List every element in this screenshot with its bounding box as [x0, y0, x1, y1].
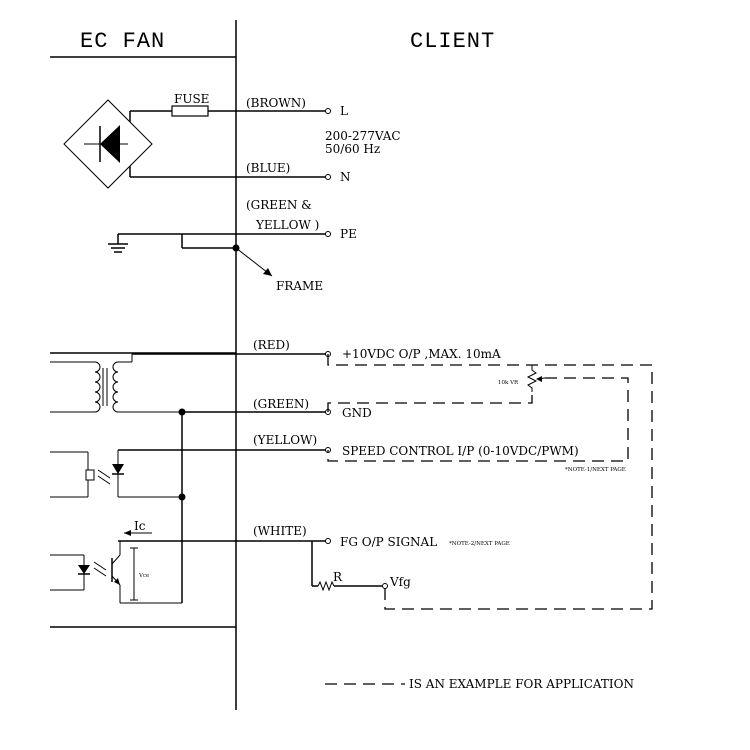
- frame-label: FRAME: [276, 279, 323, 293]
- vce-label: Vce: [138, 573, 149, 579]
- red-label: (RED): [253, 338, 290, 352]
- header-client: CLIENT: [410, 29, 495, 54]
- fg-label: FG O/P SIGNAL: [340, 535, 437, 549]
- terminal-L: L: [340, 104, 348, 118]
- green-yellow-label-2: YELLOW ): [255, 218, 319, 232]
- terminal-N: N: [340, 170, 351, 184]
- terminal-PE: PE: [340, 227, 357, 241]
- green-label: (GREEN): [253, 397, 309, 411]
- green-yellow-label-1: (GREEN &: [246, 198, 312, 212]
- header-ec-fan: EC FAN: [80, 29, 165, 54]
- note1-label: *NOTE-1/NEXT PAGE: [565, 467, 626, 473]
- pot-label: 10k VR: [498, 380, 519, 386]
- frequency-label: 50/60 Hz: [325, 142, 380, 156]
- speed-label: SPEED CONTROL I/P (0-10VDC/PWM): [342, 444, 579, 458]
- example-circuit: [327, 354, 653, 610]
- ground-icon: [108, 234, 128, 253]
- vfg-label: Vfg: [389, 575, 411, 589]
- resistor-r: [317, 580, 335, 592]
- optocoupler-output-icon: [50, 541, 182, 604]
- blue-label: (BLUE): [246, 161, 290, 175]
- ic-label: Ic: [134, 519, 146, 533]
- white-label: (WHITE): [253, 524, 307, 538]
- rectifier-bridge: [63, 99, 153, 189]
- voltage-label: 200-277VAC: [325, 129, 401, 143]
- yellow-label: (YELLOW): [253, 433, 317, 447]
- note2-label: *NOTE-2/NEXT PAGE: [449, 541, 510, 547]
- optocoupler-input-icon: [50, 450, 182, 498]
- transformer-icon: [50, 354, 182, 413]
- fuse-symbol: [171, 105, 209, 117]
- fuse-label: FUSE: [174, 92, 209, 106]
- out-10v-label: +10VDC O/P ,MAX. 10mA: [342, 347, 501, 361]
- gnd-label: GND: [342, 406, 372, 420]
- brown-label: (BROWN): [246, 96, 306, 110]
- ic-arrow: [124, 530, 152, 536]
- vce-marker: [130, 547, 138, 601]
- legend-text: IS AN EXAMPLE FOR APPLICATION: [409, 677, 634, 691]
- r-label: R: [333, 570, 343, 584]
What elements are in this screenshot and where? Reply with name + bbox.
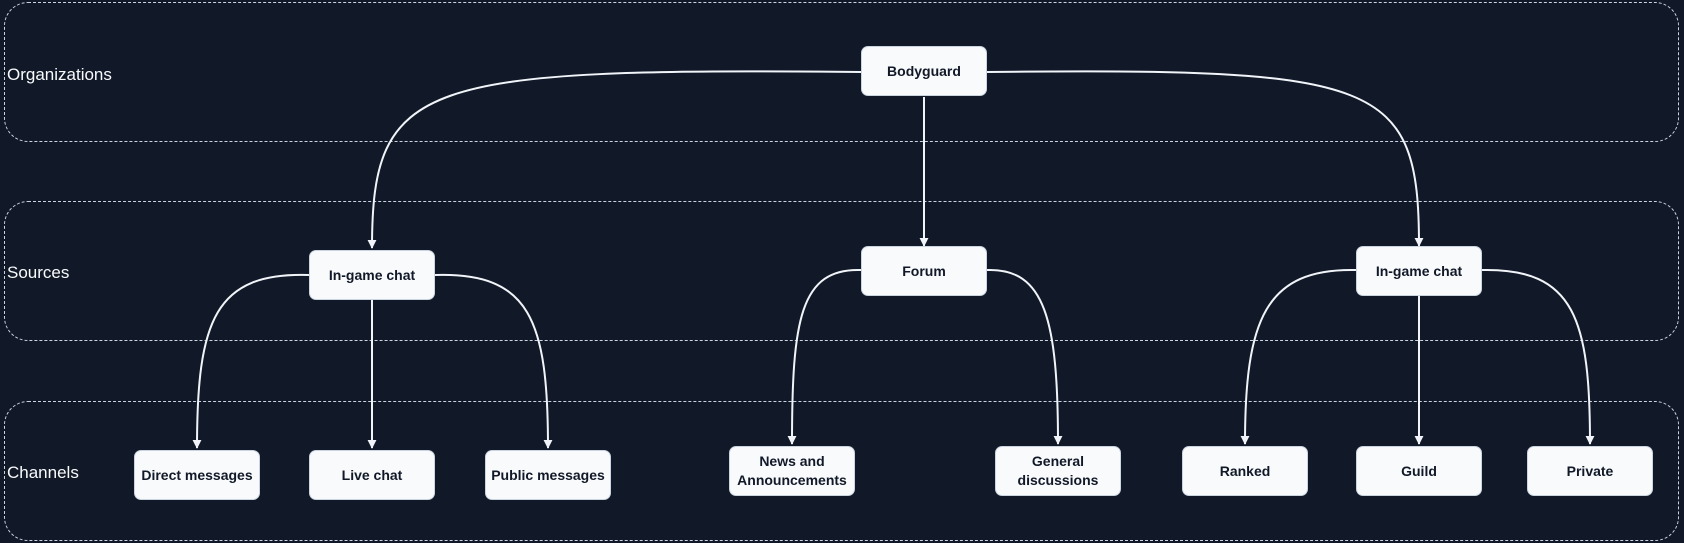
node-general-discussions: General discussions	[995, 446, 1121, 496]
node-label-in-game-chat-left: In-game chat	[328, 266, 416, 283]
lane-label-channels: Channels	[7, 463, 79, 482]
node-label-public-messages: Public messages	[491, 466, 605, 483]
node-direct-messages: Direct messages	[134, 450, 260, 500]
node-ranked: Ranked	[1182, 446, 1308, 496]
node-label-guild: Guild	[1401, 462, 1437, 479]
node-in-game-chat-left: In-game chat	[309, 250, 435, 300]
node-label-private: Private	[1566, 462, 1614, 479]
node-private: Private	[1527, 446, 1653, 496]
node-news-and-announcements: News and Announcements	[729, 446, 855, 496]
lane-label-organizations: Organizations	[7, 65, 112, 84]
node-guild: Guild	[1356, 446, 1482, 496]
node-forum: Forum	[861, 246, 987, 296]
node-live-chat: Live chat	[309, 450, 435, 500]
lane-label-sources: Sources	[7, 263, 70, 282]
node-bodyguard: Bodyguard	[861, 46, 987, 96]
lane-organizations: Organizations	[4, 2, 1679, 142]
node-label-in-game-chat-right: In-game chat	[1375, 262, 1463, 279]
node-label-live-chat: Live chat	[341, 466, 403, 483]
node-public-messages: Public messages	[485, 450, 611, 500]
node-label-forum: Forum	[902, 262, 946, 279]
node-label-direct-messages: Direct messages	[141, 466, 253, 483]
node-in-game-chat-right: In-game chat	[1356, 246, 1482, 296]
node-label-general-discussions: General discussions	[1017, 453, 1099, 488]
node-label-bodyguard: Bodyguard	[887, 62, 961, 79]
node-label-ranked: Ranked	[1219, 462, 1271, 479]
node-label-news-and-announcements: News and Announcements	[737, 453, 847, 488]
☆ ☆ ☆ ☆
Work instructions:
Turn every line of the listing above into one numbered list. Leave out blank lines and the picture placeholders.

Task result:
1. List every element in this screenshot with its bounding box as [x0, y0, x1, y1].
2. - frame-label: FRAME: [276, 279, 323, 293]
3. - vce-label: Vce: [138, 573, 149, 579]
4. - red-label: (RED): [253, 338, 290, 352]
5. - header-client: CLIENT: [410, 29, 495, 54]
6. - fg-label: FG O/P SIGNAL: [340, 535, 437, 549]
7. - terminal-L: L: [340, 104, 348, 118]
8. - green-yellow-label-2: YELLOW ): [255, 218, 319, 232]
9. - terminal-N: N: [340, 170, 351, 184]
10. - terminal-PE: PE: [340, 227, 357, 241]
11. - green-label: (GREEN): [253, 397, 309, 411]
12. - green-yellow-label-1: (GREEN &: [246, 198, 312, 212]
13. - header-ec-fan: EC FAN: [80, 29, 165, 54]
14. - note1-label: *NOTE-1/NEXT PAGE: [565, 467, 626, 473]
15. - pot-label: 10k VR: [498, 380, 519, 386]
16. - frequency-label: 50/60 Hz: [325, 142, 380, 156]
17. - speed-label: SPEED CONTROL I/P (0-10VDC/PWM): [342, 444, 579, 458]
18. - example-circuit: [327, 354, 653, 610]
19. - ground-icon: [108, 234, 128, 253]
20. - vfg-label: Vfg: [389, 575, 411, 589]
21. - resistor-r: [317, 580, 335, 592]
22. - optocoupler-output-icon: [50, 541, 182, 604]
23. - blue-label: (BLUE): [246, 161, 290, 175]
24. - ic-label: Ic: [134, 519, 146, 533]
25. - white-label: (WHITE): [253, 524, 307, 538]
26. - rectifier-bridge: [63, 99, 153, 189]
27. - voltage-label: 200-277VAC: [325, 129, 401, 143]
28. - yellow-label: (YELLOW): [253, 433, 317, 447]
29. - note2-label: *NOTE-2/NEXT PAGE: [449, 541, 510, 547]
30. - optocoupler-input-icon: [50, 450, 182, 498]
31. - transformer-icon: [50, 354, 182, 413]
32. - fuse-symbol: [171, 105, 209, 117]
33. - fuse-label: FUSE: [174, 92, 209, 106]
34. - out-10v-label: +10VDC O/P ,MAX. 10mA: [342, 347, 501, 361]
35. - gnd-label: GND: [342, 406, 372, 420]
36. - brown-label: (BROWN): [246, 96, 306, 110]
37. - ic-arrow: [124, 530, 152, 536]
38. - vce-marker: [130, 547, 138, 601]
39. - legend-text: IS AN EXAMPLE FOR APPLICATION: [409, 677, 634, 691]
40. - r-label: R: [333, 570, 343, 584]
41. What elements are in this screenshot and where? Reply with name + bbox.
42. node-general-discussions: General discussions	[995, 446, 1121, 496]
43. node-label-in-game-chat-left: In-game chat	[328, 266, 416, 283]
44. lane-label-channels: Channels	[7, 463, 79, 482]
45. node-label-public-messages: Public messages	[491, 466, 605, 483]
46. node-direct-messages: Direct messages	[134, 450, 260, 500]
47. node-ranked: Ranked	[1182, 446, 1308, 496]
48. node-label-guild: Guild	[1401, 462, 1437, 479]
49. node-in-game-chat-left: In-game chat	[309, 250, 435, 300]
50. node-label-private: Private	[1566, 462, 1614, 479]
51. node-private: Private	[1527, 446, 1653, 496]
52. node-news-and-announcements: News and Announcements	[729, 446, 855, 496]
53. lane-label-organizations: Organizations	[7, 65, 112, 84]
54. node-guild: Guild	[1356, 446, 1482, 496]
55. node-forum: Forum	[861, 246, 987, 296]
56. node-live-chat: Live chat	[309, 450, 435, 500]
57. lane-label-sources: Sources	[7, 263, 70, 282]
58. node-bodyguard: Bodyguard	[861, 46, 987, 96]
59. lane-organizations: Organizations	[4, 2, 1679, 142]
60. node-label-in-game-chat-right: In-game chat	[1375, 262, 1463, 279]
61. node-label-live-chat: Live chat	[341, 466, 403, 483]
62. node-public-messages: Public messages	[485, 450, 611, 500]
63. node-label-forum: Forum	[902, 262, 946, 279]
64. node-label-direct-messages: Direct messages	[141, 466, 253, 483]
65. node-in-game-chat-right: In-game chat	[1356, 246, 1482, 296]
66. node-label-general-discussions: General discussions	[1017, 453, 1099, 488]
67. node-label-bodyguard: Bodyguard	[887, 62, 961, 79]
68. node-label-ranked: Ranked	[1219, 462, 1271, 479]
69. node-label-news-and-announcements: News and Announcements	[737, 453, 847, 488]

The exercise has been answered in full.